### Records contained in a dataset:
·····
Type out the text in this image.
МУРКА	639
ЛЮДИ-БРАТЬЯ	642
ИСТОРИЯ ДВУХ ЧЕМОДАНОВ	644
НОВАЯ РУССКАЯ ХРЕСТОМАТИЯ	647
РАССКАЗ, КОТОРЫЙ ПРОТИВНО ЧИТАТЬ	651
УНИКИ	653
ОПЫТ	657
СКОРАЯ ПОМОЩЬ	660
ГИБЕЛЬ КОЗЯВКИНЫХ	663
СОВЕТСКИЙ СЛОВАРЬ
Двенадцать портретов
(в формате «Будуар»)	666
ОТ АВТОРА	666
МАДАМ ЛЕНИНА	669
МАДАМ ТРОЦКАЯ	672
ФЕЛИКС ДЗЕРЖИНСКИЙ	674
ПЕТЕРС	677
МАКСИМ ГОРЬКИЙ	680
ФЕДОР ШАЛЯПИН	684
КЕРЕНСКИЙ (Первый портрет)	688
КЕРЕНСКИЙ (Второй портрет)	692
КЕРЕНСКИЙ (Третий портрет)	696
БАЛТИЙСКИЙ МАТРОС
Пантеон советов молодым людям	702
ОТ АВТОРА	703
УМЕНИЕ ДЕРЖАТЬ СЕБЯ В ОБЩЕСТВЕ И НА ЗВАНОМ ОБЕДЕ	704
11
·····
### WHAT TO PRODUCE:
Review the material and copy each line in which the word "КЕРЕНСКИЙ" appears.

### TASK RESPONSE:
КЕРЕНСКИЙ (Первый портрет)	688
КЕРЕНСКИЙ (Второй портрет)	692
КЕРЕНСКИЙ (Третий портрет)	696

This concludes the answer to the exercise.